Directions:
Repeat each line exactly as it is written.

^^^^^^^^^^^^^^^^

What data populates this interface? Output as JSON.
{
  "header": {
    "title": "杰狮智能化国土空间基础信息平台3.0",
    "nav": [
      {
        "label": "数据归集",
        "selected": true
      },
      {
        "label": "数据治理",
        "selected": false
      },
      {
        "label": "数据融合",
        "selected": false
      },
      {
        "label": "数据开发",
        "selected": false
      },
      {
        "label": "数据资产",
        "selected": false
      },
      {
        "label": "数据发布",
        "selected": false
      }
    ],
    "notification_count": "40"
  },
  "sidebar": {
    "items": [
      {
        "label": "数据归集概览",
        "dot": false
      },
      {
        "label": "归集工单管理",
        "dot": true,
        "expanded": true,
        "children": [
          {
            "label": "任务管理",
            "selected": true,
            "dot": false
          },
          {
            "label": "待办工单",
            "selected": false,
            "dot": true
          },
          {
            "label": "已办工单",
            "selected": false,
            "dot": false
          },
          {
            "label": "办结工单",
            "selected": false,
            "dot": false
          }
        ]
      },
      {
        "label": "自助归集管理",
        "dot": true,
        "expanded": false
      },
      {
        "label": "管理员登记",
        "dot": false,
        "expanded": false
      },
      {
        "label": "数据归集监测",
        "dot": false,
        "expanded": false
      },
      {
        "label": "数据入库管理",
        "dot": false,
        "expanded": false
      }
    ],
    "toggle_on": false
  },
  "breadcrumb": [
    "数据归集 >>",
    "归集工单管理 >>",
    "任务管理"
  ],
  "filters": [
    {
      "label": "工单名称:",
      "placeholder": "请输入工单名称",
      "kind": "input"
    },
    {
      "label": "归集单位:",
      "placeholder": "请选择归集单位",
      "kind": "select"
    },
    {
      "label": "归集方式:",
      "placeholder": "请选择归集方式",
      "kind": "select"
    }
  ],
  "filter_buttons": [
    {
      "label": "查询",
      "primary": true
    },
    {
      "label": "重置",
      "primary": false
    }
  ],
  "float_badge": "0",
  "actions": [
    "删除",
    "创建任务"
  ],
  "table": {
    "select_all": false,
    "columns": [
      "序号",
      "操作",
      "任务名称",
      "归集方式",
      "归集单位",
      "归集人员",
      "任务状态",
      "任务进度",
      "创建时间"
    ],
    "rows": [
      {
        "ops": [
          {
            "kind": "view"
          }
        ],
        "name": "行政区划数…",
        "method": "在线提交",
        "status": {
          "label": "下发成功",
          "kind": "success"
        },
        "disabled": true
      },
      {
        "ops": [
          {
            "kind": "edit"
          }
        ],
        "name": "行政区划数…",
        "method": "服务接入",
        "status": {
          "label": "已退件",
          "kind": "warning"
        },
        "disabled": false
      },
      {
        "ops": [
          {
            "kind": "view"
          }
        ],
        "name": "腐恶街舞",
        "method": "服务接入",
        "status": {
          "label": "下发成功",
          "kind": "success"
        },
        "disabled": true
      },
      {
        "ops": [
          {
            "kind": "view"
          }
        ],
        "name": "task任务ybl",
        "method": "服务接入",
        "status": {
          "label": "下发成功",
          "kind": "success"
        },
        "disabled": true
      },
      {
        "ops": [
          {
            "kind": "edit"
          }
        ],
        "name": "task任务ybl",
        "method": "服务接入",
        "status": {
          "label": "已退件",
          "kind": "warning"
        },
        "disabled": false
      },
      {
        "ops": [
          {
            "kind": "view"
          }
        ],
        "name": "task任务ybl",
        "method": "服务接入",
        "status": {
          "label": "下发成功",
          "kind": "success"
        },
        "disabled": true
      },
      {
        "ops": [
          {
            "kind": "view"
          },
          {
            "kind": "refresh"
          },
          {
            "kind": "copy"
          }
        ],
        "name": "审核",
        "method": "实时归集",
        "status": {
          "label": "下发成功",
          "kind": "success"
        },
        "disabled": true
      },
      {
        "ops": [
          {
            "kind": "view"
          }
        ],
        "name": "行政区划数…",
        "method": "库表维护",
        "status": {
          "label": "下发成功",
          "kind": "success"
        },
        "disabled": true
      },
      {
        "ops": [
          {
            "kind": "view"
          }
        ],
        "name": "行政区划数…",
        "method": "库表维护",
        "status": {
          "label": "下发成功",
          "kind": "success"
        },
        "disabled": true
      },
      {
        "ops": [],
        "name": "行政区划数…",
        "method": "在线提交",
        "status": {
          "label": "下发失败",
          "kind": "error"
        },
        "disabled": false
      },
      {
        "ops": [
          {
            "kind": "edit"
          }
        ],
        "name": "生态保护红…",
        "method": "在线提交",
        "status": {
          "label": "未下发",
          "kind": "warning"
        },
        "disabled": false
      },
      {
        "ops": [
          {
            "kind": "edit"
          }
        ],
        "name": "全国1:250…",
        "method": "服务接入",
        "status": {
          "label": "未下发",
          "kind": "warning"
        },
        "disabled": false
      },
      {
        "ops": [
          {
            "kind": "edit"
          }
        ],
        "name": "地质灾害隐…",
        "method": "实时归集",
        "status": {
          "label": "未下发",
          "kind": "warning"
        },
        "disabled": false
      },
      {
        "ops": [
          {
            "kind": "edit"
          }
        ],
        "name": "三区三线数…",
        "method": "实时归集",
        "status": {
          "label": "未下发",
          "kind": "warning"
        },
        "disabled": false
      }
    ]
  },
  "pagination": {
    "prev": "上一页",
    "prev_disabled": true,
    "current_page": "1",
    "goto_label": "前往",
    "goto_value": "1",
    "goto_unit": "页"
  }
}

^^^^^^^^^^^^^^^^

Correct result:
What data populates this interface? Output as JSON.
{
  "header": {
    "title": "杰狮智能化国土空间基础信息平台3.0",
    "nav": [
      {
        "label": "数据归集",
        "selected": true
      },
      {
        "label": "数据治理",
        "selected": false
      },
      {
        "label": "数据融合",
        "selected": false
      },
      {
        "label": "数据开发",
        "selected": false
      },
      {
        "label": "数据资产",
        "selected": false
      },
      {
        "label": "数据发布",
        "selected": false
      }
    ],
    "notification_count": "40"
  },
  "sidebar": {
    "items": [
      {
        "label": "数据归集概览",
        "dot": false
      },
      {
        "label": "归集工单管理",
        "dot": true,
        "expanded": true,
        "children": [
          {
            "label": "任务管理",
            "selected": true,
            "dot": false
          },
          {
            "label": "待办工单",
            "selected": false,
            "dot": true
          },
          {
            "label": "已办工单",
            "selected": false,
            "dot": false
          },
          {
            "label": "办结工单",
            "selected": false,
            "dot": false
          }
        ]
      },
      {
        "label": "自助归集管理",
        "dot": true,
        "expanded": false
      },
      {
        "label": "管理员登记",
        "dot": false,
        "expanded": false
      },
      {
        "label": "数据归集监测",
        "dot": false,
        "expanded": false
      },
      {
        "label": "数据入库管理",
        "dot": false,
        "expanded": false
      }
    ],
    "toggle_on": false
  },
  "breadcrumb": [
    "数据归集 >>",
    "归集工单管理 >>",
    "任务管理"
  ],
  "filters": [
    {
      "label": "工单名称:",
      "placeholder": "请输入工单名称",
      "kind": "input"
    },
    {
      "label": "归集单位:",
      "placeholder": "请选择归集单位",
      "kind": "select"
    },
    {
      "label": "归集方式:",
      "placeholder": "请选择归集方式",
      "kind": "select"
    }
  ],
  "filter_buttons": [
    {
      "label": "查询",
      "primary": true
    },
    {
      "label": "重置",
      "primary": false
    }
  ],
  "float_badge": "0",
  "actions": [
    "删除",
    "创建任务"
  ],
  "table": {
    "select_all": false,
    "columns": [
      "序号",
      "操作",
      "任务名称",
      "归集方式",
      "归集单位",
      "归集人员",
      "任务状态",
      "任务进度",
      "创建时间"
    ],
    "rows": [
      {
        "ops": [
          {
            "kind": "view"
          }
        ],
        "name": "行政区划数…",
        "method": "在线提交",
        "status": {
          "label": "下发成功",
          "kind": "success"
        },
        "disabled": true
      },
      {
        "ops": [
          {
            "kind": "edit"
          }
        ],
        "name": "行政区划数…",
        "method": "服务接入",
        "status": {
          "label": "已退件",
          "kind": "warning"
        },
        "disabled": false
      },
      {
        "ops": [
          {
            "kind": "view"
          }
        ],
        "name": "腐恶街舞",
        "method": "服务接入",
        "status": {
          "label": "下发成功",
          "kind": "success"
        },
        "disabled": true
      },
      {
        "ops": [
          {
            "kind": "view"
          }
        ],
        "name": "task任务ybl",
        "method": "服务接入",
        "status": {
          "label": "下发成功",
          "kind": "success"
        },
        "disabled": true
      },
      {
        "ops": [
          {
            "kind": "edit"
          }
        ],
        "name": "task任务ybl",
        "method": "服务接入",
        "status": {
          "label": "已退件",
          "kind": "warning"
        },
        "disabled": false
      },
      {
        "ops": [
          {
            "kind": "view"
          }
        ],
        "name": "task任务ybl",
        "method": "服务接入",
        "status": {
          "label": "下发成功",
          "kind": "success"
        },
        "disabled": true
      },
      {
        "ops": [
          {
            "kind": "view"
          },
          {
            "kind": "refresh"
          },
          {
            "kind": "copy"
          }
        ],
        "name": "审核",
        "method": "实时归集",
        "status": {
          "label": "下发成功",
          "kind": "success"
        },
        "disabled": true
      },
      {
        "ops": [
          {
            "kind": "view"
          }
        ],
        "name": "行政区划数…",
        "method": "库表维护",
        "status": {
          "label": "下发成功",
          "kind": "success"
        },
        "disabled": true
      },
      {
        "ops": [
          {
            "kind": "view"
          }
        ],
        "name": "行政区划数…",
        "method": "库表维护",
        "status": {
          "label": "下发成功",
          "kind": "success"
        },
        "disabled": true
      },
      {
        "ops": [],
        "name": "行政区划数…",
        "method": "在线提交",
        "status": {
          "label": "下发失败",
          "kind": "error"
        },
        "disabled": false
      },
      {
        "ops": [
          {
            "kind": "edit"
          }
        ],
        "name": "生态保护红…",
        "method": "在线提交",
        "status": {
          "label": "未下发",
          "kind": "warning"
        },
        "disabled": false
      },
      {
        "ops": [
          {
            "kind": "edit"
          }
        ],
        "name": "全国1:250…",
        "method": "服务接入",
        "status": {
          "label": "未下发",
          "kind": "warning"
        },
        "disabled": false
      },
      {
        "ops": [
          {
            "kind": "edit"
          }
        ],
        "name": "地质灾害隐…",
        "method": "实时归集",
        "status": {
          "label": "未下发",
          "kind": "warning"
        },
        "disabled": false
      },
      {
        "ops": [
          {
            "kind": "edit"
          }
        ],
        "name": "三区三线数…",
        "method": "实时归集",
        "status": {
          "label": "未下发",
          "kind": "warning"
        },
        "disabled": false
      }
    ]
  },
  "pagination": {
    "prev": "上一页",
    "prev_disabled": true,
    "current_page": "1",
    "goto_label": "前往",
    "goto_value": "1",
    "goto_unit": "页"
  }
}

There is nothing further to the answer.